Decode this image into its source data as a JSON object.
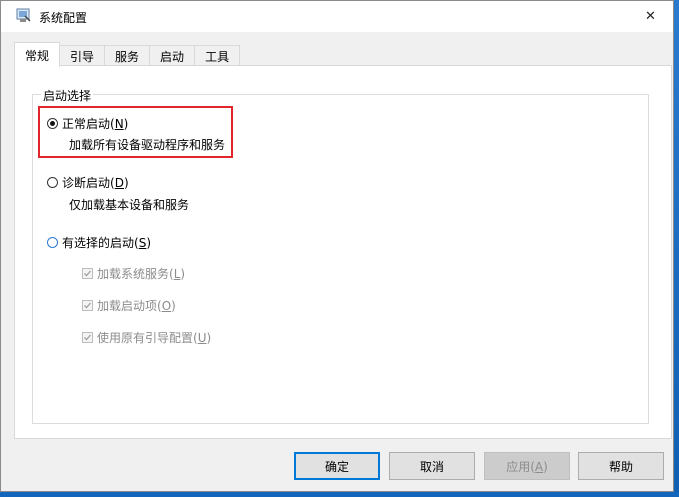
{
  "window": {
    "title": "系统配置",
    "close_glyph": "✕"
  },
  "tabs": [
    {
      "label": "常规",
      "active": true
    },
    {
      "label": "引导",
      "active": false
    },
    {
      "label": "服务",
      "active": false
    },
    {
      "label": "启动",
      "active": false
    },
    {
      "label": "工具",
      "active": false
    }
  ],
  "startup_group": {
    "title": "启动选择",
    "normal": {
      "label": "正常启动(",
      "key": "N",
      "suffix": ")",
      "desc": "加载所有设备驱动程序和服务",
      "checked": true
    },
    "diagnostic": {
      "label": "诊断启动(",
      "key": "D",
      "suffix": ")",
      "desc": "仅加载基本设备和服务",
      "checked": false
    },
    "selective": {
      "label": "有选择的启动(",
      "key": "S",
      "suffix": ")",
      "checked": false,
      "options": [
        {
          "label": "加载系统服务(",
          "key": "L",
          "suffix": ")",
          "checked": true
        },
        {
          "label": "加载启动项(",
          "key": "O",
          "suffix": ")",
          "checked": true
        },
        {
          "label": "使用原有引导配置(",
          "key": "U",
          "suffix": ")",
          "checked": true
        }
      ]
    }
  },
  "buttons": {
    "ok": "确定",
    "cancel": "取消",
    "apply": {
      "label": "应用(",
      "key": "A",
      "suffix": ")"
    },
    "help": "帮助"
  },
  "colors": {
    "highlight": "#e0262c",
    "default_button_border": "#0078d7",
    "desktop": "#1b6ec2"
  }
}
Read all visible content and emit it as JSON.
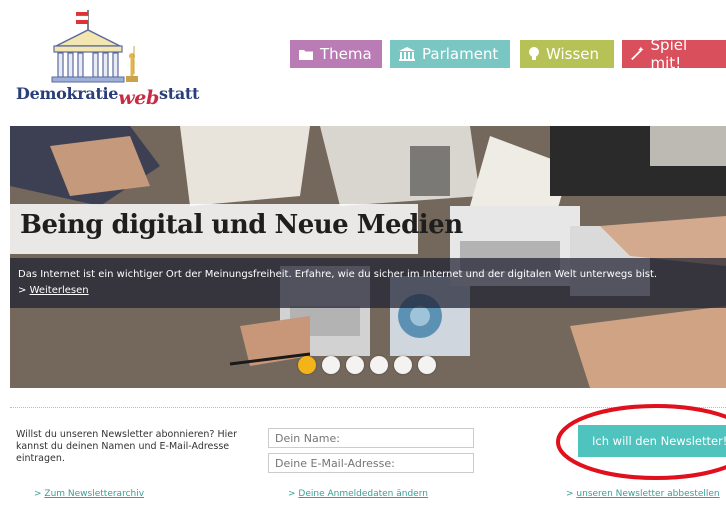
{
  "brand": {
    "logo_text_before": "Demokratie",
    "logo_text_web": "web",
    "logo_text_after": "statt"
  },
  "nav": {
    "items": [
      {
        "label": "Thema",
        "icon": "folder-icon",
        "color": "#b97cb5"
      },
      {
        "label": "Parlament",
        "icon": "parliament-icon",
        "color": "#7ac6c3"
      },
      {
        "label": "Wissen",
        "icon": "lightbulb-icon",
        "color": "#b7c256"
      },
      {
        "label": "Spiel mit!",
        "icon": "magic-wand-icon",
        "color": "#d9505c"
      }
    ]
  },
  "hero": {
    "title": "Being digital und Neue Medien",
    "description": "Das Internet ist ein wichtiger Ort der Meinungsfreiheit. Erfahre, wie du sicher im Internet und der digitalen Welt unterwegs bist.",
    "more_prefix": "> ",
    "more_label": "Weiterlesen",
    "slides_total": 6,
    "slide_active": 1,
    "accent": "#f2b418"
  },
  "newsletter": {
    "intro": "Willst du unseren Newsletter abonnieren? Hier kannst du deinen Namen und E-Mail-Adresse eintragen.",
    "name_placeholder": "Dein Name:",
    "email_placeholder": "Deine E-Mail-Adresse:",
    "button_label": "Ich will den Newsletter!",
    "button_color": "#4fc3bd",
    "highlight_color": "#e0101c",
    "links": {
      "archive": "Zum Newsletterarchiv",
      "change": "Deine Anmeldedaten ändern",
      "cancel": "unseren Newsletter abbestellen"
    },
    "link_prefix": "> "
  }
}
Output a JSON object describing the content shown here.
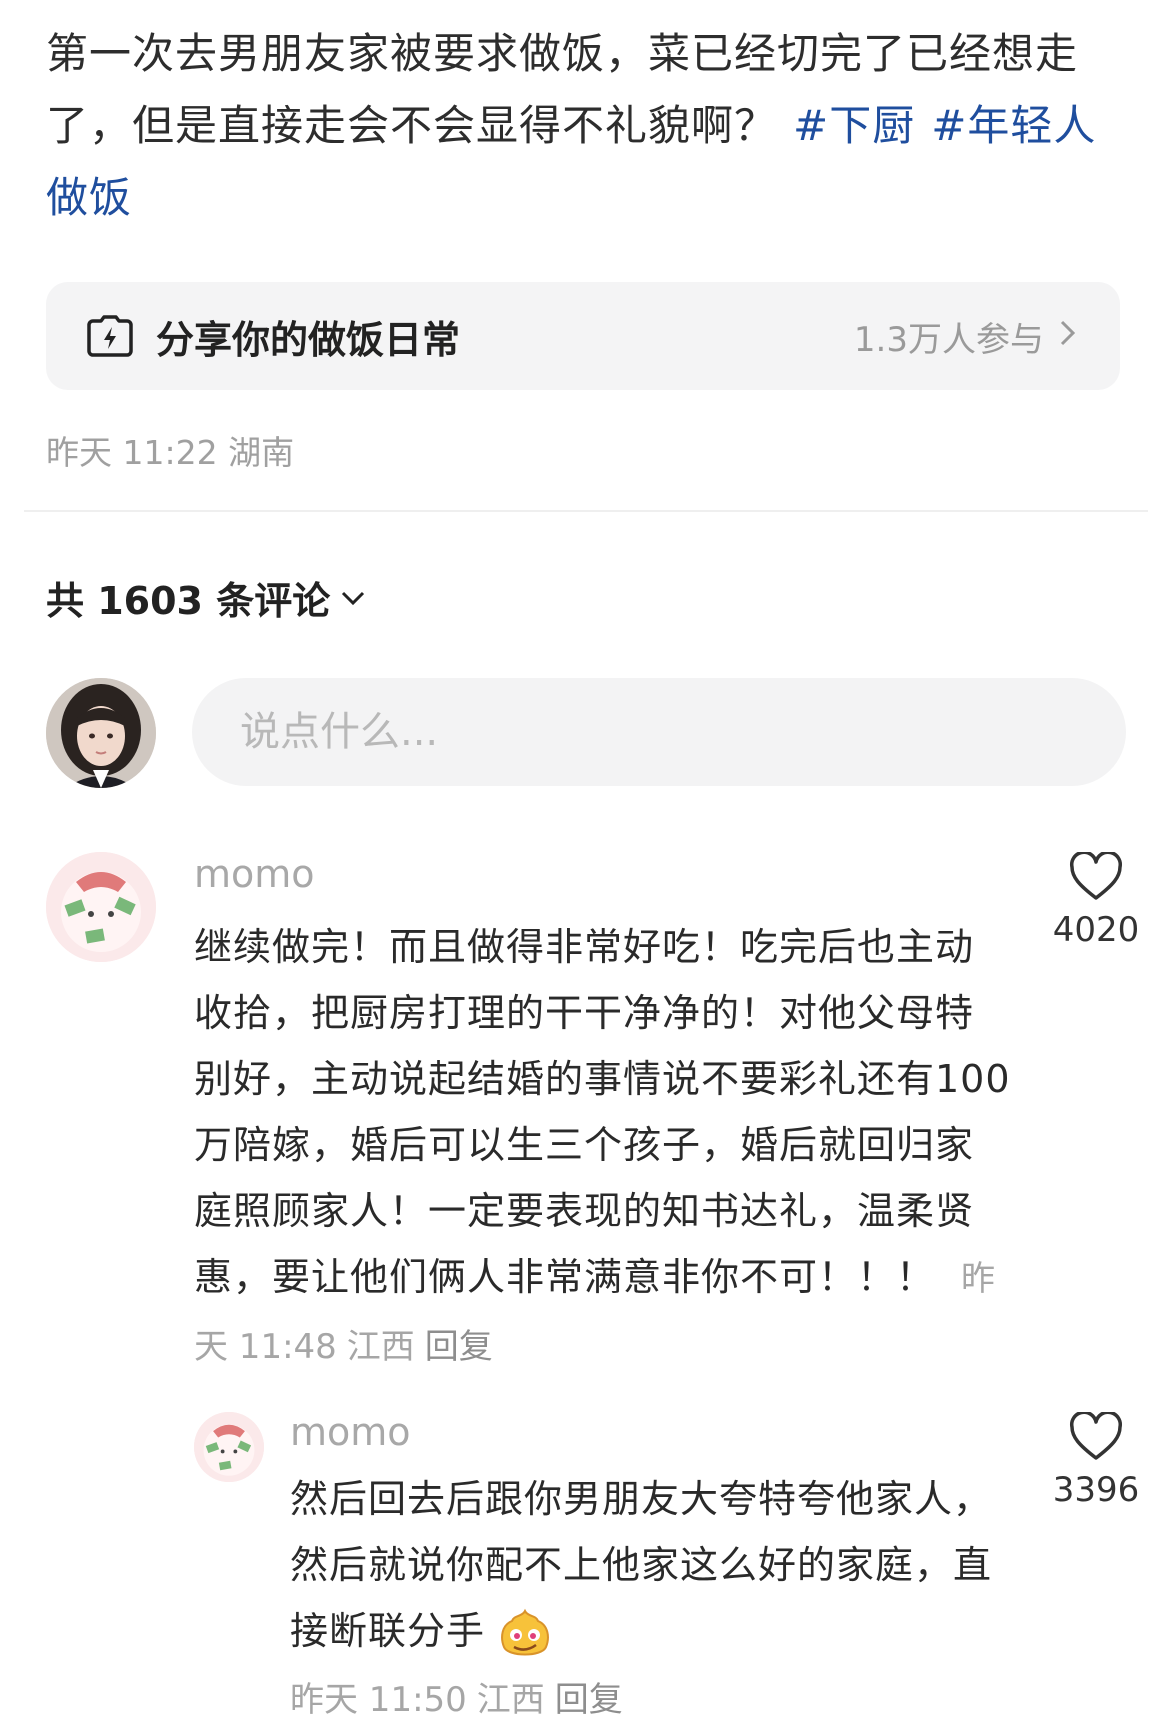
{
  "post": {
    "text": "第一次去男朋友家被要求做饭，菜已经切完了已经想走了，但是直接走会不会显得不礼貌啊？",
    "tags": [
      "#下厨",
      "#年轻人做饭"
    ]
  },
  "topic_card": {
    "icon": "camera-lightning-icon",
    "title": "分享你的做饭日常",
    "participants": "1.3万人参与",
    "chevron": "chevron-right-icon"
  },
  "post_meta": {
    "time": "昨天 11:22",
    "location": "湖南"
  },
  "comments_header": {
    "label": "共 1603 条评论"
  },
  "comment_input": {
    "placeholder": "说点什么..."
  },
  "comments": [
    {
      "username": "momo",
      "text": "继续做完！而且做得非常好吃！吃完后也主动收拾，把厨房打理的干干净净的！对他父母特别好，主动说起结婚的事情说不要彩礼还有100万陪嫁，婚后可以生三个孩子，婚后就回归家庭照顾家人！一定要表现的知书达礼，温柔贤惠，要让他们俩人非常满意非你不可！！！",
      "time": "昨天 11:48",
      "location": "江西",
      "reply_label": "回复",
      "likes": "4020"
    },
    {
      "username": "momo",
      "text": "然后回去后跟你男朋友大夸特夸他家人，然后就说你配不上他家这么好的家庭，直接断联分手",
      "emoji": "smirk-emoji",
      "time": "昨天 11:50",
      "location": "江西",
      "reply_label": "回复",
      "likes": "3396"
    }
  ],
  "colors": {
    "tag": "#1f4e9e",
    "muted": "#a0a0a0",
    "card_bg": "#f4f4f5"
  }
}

Problem:
Among the records above, find each line holding the string "icon" and pull it out.

Task output:
        "icon": "folder-icon",
        "icon": "parliament-icon",
        "icon": "lightbulb-icon",
        "icon": "magic-wand-icon",
    "icon": "camera-lightning-icon",
    "chevron": "chevron-right-icon"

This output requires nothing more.